Exercise description: Copy out every line of the material below word for word.

[Element region listings]
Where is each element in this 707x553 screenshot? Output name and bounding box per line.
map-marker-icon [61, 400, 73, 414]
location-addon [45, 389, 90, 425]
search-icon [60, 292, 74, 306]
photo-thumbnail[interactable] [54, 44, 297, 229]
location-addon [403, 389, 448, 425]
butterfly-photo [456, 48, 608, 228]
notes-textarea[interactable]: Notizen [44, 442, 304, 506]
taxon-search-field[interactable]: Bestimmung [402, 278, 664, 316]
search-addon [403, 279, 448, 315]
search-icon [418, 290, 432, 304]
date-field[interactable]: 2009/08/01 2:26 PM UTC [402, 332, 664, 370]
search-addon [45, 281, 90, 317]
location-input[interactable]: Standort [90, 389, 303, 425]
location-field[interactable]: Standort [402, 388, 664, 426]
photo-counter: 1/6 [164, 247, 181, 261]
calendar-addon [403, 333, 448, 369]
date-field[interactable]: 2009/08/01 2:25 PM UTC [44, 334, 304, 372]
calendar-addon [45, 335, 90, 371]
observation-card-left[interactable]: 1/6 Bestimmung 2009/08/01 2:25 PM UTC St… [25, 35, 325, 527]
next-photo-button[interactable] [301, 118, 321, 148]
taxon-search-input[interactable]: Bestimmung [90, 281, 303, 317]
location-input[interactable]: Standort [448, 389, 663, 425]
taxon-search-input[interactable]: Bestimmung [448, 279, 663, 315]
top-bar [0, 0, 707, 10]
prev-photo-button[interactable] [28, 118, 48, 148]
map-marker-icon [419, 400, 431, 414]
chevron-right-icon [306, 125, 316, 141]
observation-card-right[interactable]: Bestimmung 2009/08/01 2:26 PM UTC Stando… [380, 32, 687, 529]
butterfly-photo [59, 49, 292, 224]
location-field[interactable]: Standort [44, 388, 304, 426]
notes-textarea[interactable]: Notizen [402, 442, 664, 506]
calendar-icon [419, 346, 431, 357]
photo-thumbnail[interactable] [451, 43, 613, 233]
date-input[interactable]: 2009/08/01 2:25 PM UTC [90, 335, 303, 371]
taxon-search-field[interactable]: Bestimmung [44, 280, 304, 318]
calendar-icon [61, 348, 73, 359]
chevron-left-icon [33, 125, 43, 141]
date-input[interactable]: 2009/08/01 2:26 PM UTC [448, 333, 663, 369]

The solution:
Where is each element in this 707x553 screenshot? Output name and bounding box per line.
map-marker-icon [61, 400, 73, 414]
location-addon [45, 389, 90, 425]
search-icon [60, 292, 74, 306]
photo-thumbnail[interactable] [54, 44, 297, 229]
location-addon [403, 389, 448, 425]
butterfly-photo [456, 48, 608, 228]
notes-textarea[interactable]: Notizen [44, 442, 304, 506]
taxon-search-field[interactable]: Bestimmung [402, 278, 664, 316]
search-addon [403, 279, 448, 315]
search-icon [418, 290, 432, 304]
date-field[interactable]: 2009/08/01 2:26 PM UTC [402, 332, 664, 370]
search-addon [45, 281, 90, 317]
location-input[interactable]: Standort [90, 389, 303, 425]
location-field[interactable]: Standort [402, 388, 664, 426]
photo-counter: 1/6 [164, 247, 181, 261]
calendar-addon [403, 333, 448, 369]
date-field[interactable]: 2009/08/01 2:25 PM UTC [44, 334, 304, 372]
calendar-addon [45, 335, 90, 371]
observation-card-left[interactable]: 1/6 Bestimmung 2009/08/01 2:25 PM UTC St… [25, 35, 325, 527]
next-photo-button[interactable] [301, 118, 321, 148]
taxon-search-input[interactable]: Bestimmung [90, 281, 303, 317]
location-input[interactable]: Standort [448, 389, 663, 425]
taxon-search-input[interactable]: Bestimmung [448, 279, 663, 315]
top-bar [0, 0, 707, 10]
prev-photo-button[interactable] [28, 118, 48, 148]
map-marker-icon [419, 400, 431, 414]
chevron-right-icon [306, 125, 316, 141]
observation-card-right[interactable]: Bestimmung 2009/08/01 2:26 PM UTC Stando… [380, 32, 687, 529]
butterfly-photo [59, 49, 292, 224]
location-field[interactable]: Standort [44, 388, 304, 426]
notes-textarea[interactable]: Notizen [402, 442, 664, 506]
calendar-icon [419, 346, 431, 357]
photo-thumbnail[interactable] [451, 43, 613, 233]
date-input[interactable]: 2009/08/01 2:25 PM UTC [90, 335, 303, 371]
taxon-search-field[interactable]: Bestimmung [44, 280, 304, 318]
calendar-icon [61, 348, 73, 359]
chevron-left-icon [33, 125, 43, 141]
date-input[interactable]: 2009/08/01 2:26 PM UTC [448, 333, 663, 369]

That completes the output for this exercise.